[Extracted records]
================

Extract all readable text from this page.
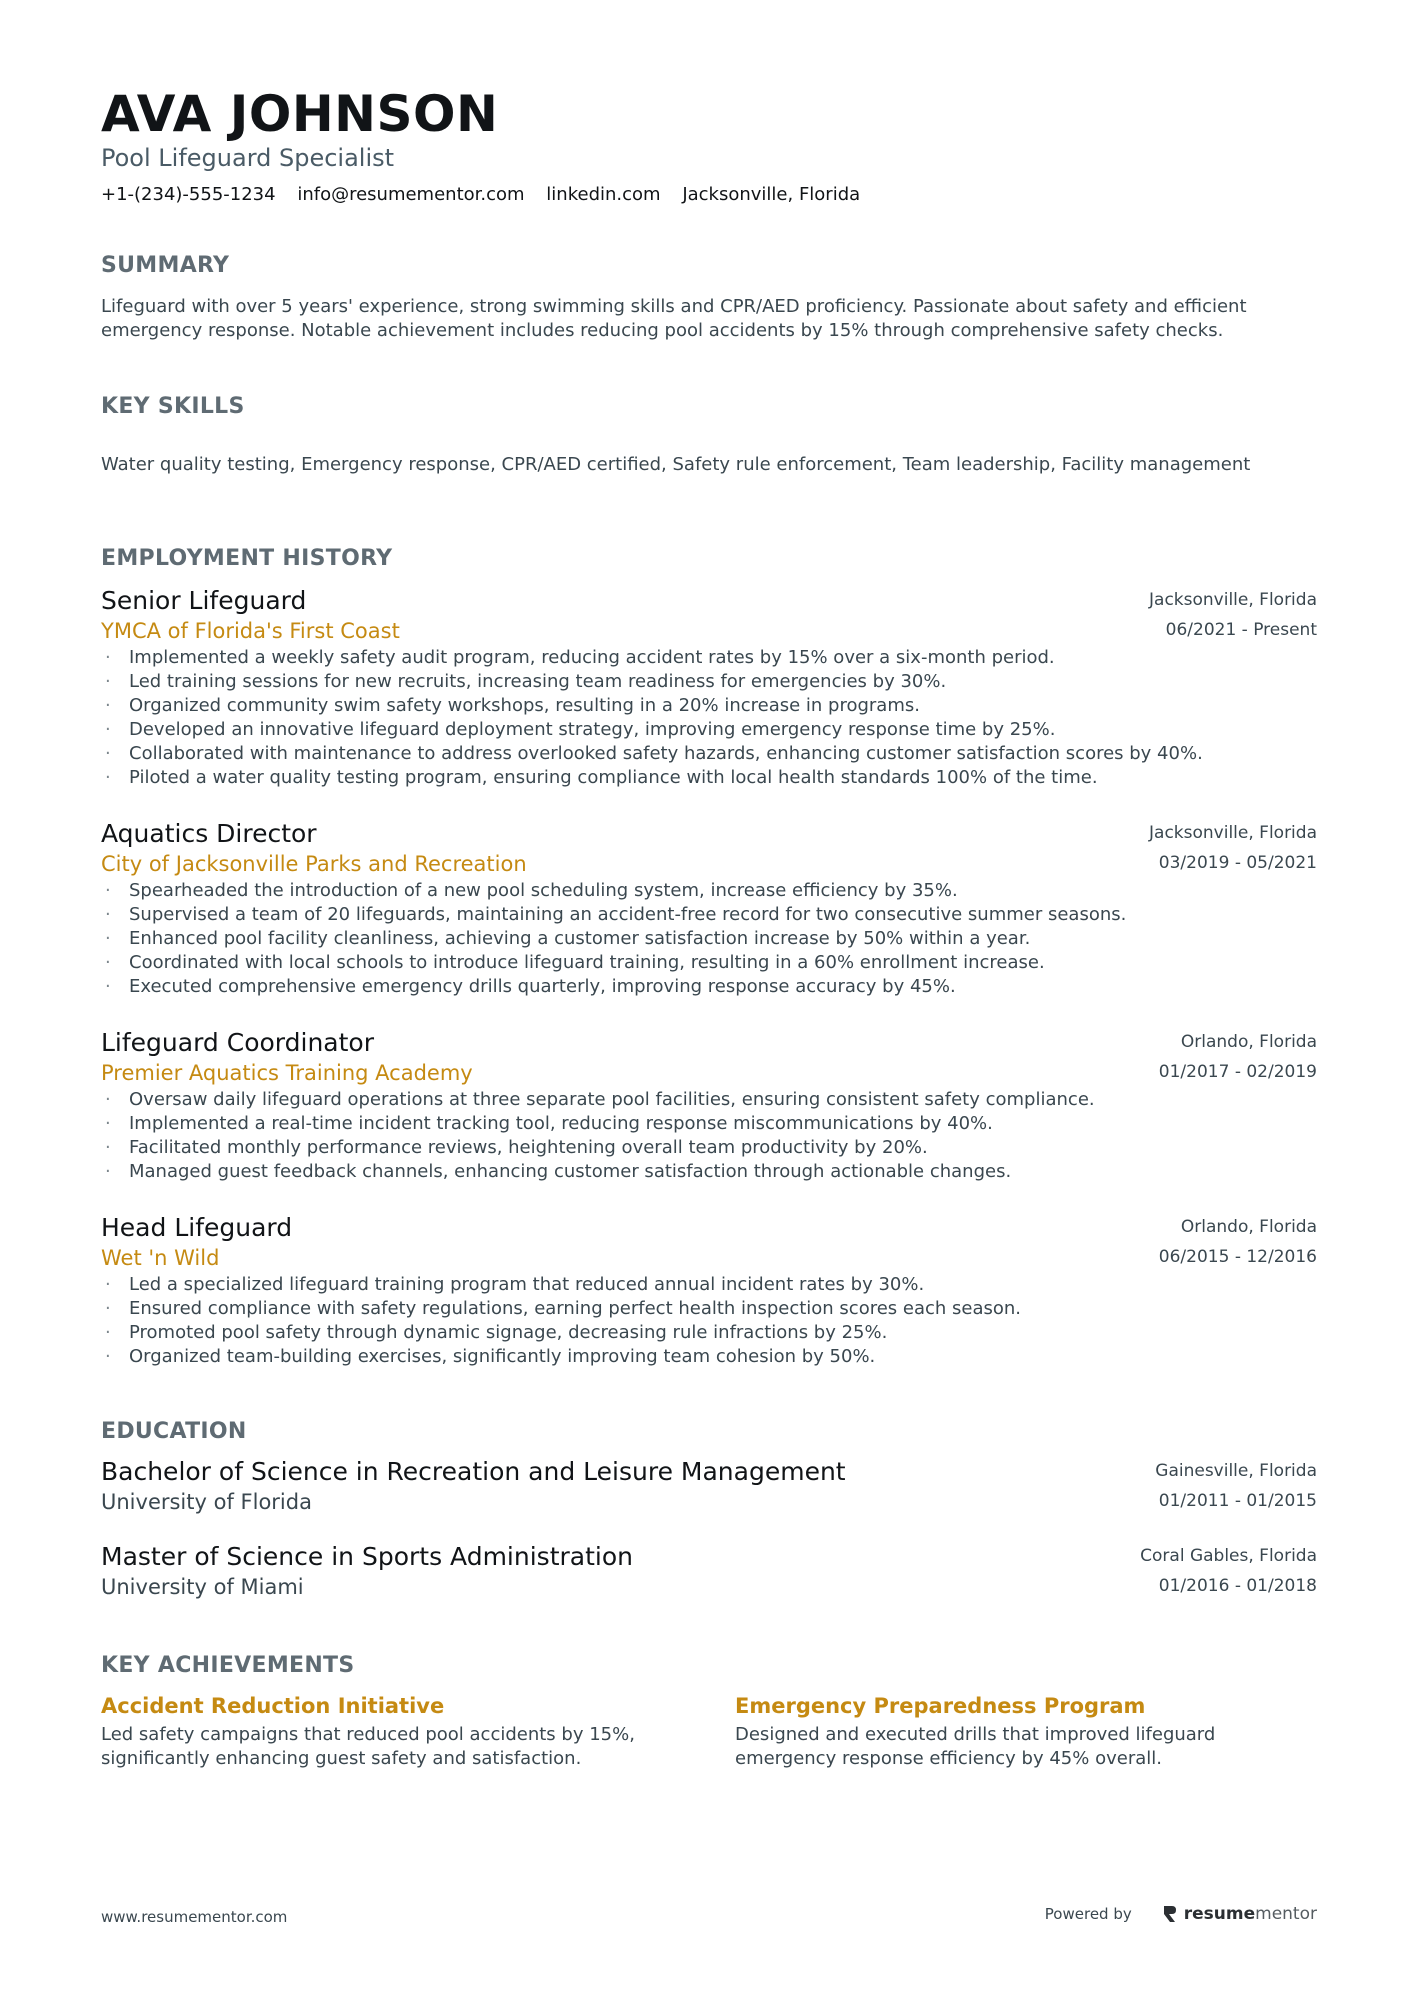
AVA JOHNSON
Pool Lifeguard Specialist
+1-(234)-555-1234 info@resumementor.com linkedin.com Jacksonville, Florida
SUMMARY
Lifeguard with over 5 years' experience, strong swimming skills and CPR/AED proficiency. Passionate about safety and efficient emergency response. Notable achievement includes reducing pool accidents by 15% through comprehensive safety checks.
KEY SKILLS
Water quality testing, Emergency response, CPR/AED certified, Safety rule enforcement, Team leadership, Facility management
EMPLOYMENT HISTORY
Senior Lifeguard
YMCA of Florida's First Coast
Jacksonville, Florida
06/2021 - Present
· Implemented a weekly safety audit program, reducing accident rates by 15% over a six-month period.
· Led training sessions for new recruits, increasing team readiness for emergencies by 30%.
· Organized community swim safety workshops, resulting in a 20% increase in programs.
· Developed an innovative lifeguard deployment strategy, improving emergency response time by 25%.
· Collaborated with maintenance to address overlooked safety hazards, enhancing customer satisfaction scores by 40%.
· Piloted a water quality testing program, ensuring compliance with local health standards 100% of the time.
Aquatics Director
City of Jacksonville Parks and Recreation
Jacksonville, Florida
03/2019 - 05/2021
· Spearheaded the introduction of a new pool scheduling system, increase efficiency by 35%.
· Supervised a team of 20 lifeguards, maintaining an accident-free record for two consecutive summer seasons.
· Enhanced pool facility cleanliness, achieving a customer satisfaction increase by 50% within a year.
· Coordinated with local schools to introduce lifeguard training, resulting in a 60% enrollment increase.
· Executed comprehensive emergency drills quarterly, improving response accuracy by 45%.
Lifeguard Coordinator
Premier Aquatics Training Academy
Orlando, Florida
01/2017 - 02/2019
· Oversaw daily lifeguard operations at three separate pool facilities, ensuring consistent safety compliance.
· Implemented a real-time incident tracking tool, reducing response miscommunications by 40%.
· Facilitated monthly performance reviews, heightening overall team productivity by 20%.
· Managed guest feedback channels, enhancing customer satisfaction through actionable changes.
Head Lifeguard
Wet 'n Wild
Orlando, Florida
06/2015 - 12/2016
· Led a specialized lifeguard training program that reduced annual incident rates by 30%.
· Ensured compliance with safety regulations, earning perfect health inspection scores each season.
· Promoted pool safety through dynamic signage, decreasing rule infractions by 25%.
· Organized team-building exercises, significantly improving team cohesion by 50%.
EDUCATION
Bachelor of Science in Recreation and Leisure Management
University of Florida
Gainesville, Florida
01/2011 - 01/2015
Master of Science in Sports Administration
University of Miami
Coral Gables, Florida
01/2016 - 01/2018
KEY ACHIEVEMENTS
Accident Reduction Initiative
Led safety campaigns that reduced pool accidents by 15%, significantly enhancing guest safety and satisfaction.
Emergency Preparedness Program
Designed and executed drills that improved lifeguard emergency response efficiency by 45% overall.
www.resumementor.com	Powered by	resume mentor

================

## Given task
Make a verbatim copy of all the entries and strip out the pictures.

## Full response
Extract all readable text from this page.
AVA JOHNSON
Pool Lifeguard Specialist
+1-(234)-555-1234 info@resumementor.com linkedin.com Jacksonville, Florida
SUMMARY
Lifeguard with over 5 years' experience, strong swimming skills and CPR/AED proficiency. Passionate about safety and efficient emergency response. Notable achievement includes reducing pool accidents by 15% through comprehensive safety checks.
KEY SKILLS
Water quality testing, Emergency response, CPR/AED certified, Safety rule enforcement, Team leadership, Facility management
EMPLOYMENT HISTORY
Senior Lifeguard
YMCA of Florida's First Coast
Jacksonville, Florida
06/2021 - Present
· Implemented a weekly safety audit program, reducing accident rates by 15% over a six-month period.
· Led training sessions for new recruits, increasing team readiness for emergencies by 30%.
· Organized community swim safety workshops, resulting in a 20% increase in programs.
· Developed an innovative lifeguard deployment strategy, improving emergency response time by 25%.
· Collaborated with maintenance to address overlooked safety hazards, enhancing customer satisfaction scores by 40%.
· Piloted a water quality testing program, ensuring compliance with local health standards 100% of the time.
Aquatics Director
City of Jacksonville Parks and Recreation
Jacksonville, Florida
03/2019 - 05/2021
· Spearheaded the introduction of a new pool scheduling system, increase efficiency by 35%.
· Supervised a team of 20 lifeguards, maintaining an accident-free record for two consecutive summer seasons.
· Enhanced pool facility cleanliness, achieving a customer satisfaction increase by 50% within a year.
· Coordinated with local schools to introduce lifeguard training, resulting in a 60% enrollment increase.
· Executed comprehensive emergency drills quarterly, improving response accuracy by 45%.
Lifeguard Coordinator
Premier Aquatics Training Academy
Orlando, Florida
01/2017 - 02/2019
· Oversaw daily lifeguard operations at three separate pool facilities, ensuring consistent safety compliance.
· Implemented a real-time incident tracking tool, reducing response miscommunications by 40%.
· Facilitated monthly performance reviews, heightening overall team productivity by 20%.
· Managed guest feedback channels, enhancing customer satisfaction through actionable changes.
Head Lifeguard
Wet 'n Wild
Orlando, Florida
06/2015 - 12/2016
· Led a specialized lifeguard training program that reduced annual incident rates by 30%.
· Ensured compliance with safety regulations, earning perfect health inspection scores each season.
· Promoted pool safety through dynamic signage, decreasing rule infractions by 25%.
· Organized team-building exercises, significantly improving team cohesion by 50%.
EDUCATION
Bachelor of Science in Recreation and Leisure Management
University of Florida
Gainesville, Florida
01/2011 - 01/2015
Master of Science in Sports Administration
University of Miami
Coral Gables, Florida
01/2016 - 01/2018
KEY ACHIEVEMENTS
Accident Reduction Initiative
Led safety campaigns that reduced pool accidents by 15%, significantly enhancing guest safety and satisfaction.
Emergency Preparedness Program
Designed and executed drills that improved lifeguard emergency response efficiency by 45% overall.
www.resumementor.com	Powered by	resume mentor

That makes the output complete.